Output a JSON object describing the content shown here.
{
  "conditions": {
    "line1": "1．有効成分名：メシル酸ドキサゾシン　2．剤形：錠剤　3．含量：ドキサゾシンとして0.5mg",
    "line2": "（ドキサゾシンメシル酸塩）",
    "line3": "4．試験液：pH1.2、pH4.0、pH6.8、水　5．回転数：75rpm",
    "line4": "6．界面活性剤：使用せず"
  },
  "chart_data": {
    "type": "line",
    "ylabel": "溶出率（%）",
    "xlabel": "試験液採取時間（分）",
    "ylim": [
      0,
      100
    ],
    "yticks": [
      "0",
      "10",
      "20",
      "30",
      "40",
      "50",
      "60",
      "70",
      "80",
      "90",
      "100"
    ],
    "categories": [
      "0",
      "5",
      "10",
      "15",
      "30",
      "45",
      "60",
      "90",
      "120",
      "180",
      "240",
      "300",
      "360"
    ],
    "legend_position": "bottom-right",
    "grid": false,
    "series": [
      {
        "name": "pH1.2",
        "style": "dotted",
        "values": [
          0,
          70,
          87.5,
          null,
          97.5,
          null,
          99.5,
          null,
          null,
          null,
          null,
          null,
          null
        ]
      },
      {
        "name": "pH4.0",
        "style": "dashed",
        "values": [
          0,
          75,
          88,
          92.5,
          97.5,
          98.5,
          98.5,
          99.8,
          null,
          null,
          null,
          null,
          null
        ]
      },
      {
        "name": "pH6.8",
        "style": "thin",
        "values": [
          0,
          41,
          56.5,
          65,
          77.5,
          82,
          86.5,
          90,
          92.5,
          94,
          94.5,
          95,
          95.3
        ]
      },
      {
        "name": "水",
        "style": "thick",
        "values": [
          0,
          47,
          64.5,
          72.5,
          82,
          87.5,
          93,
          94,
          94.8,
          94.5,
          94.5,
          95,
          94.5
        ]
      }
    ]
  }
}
# # # #
Exercise description >> Gather from the entries above all lines that include the string "style".

Solution >>
        "style": "dotted",
        "style": "dashed",
        "style": "thin",
        "style": "thick",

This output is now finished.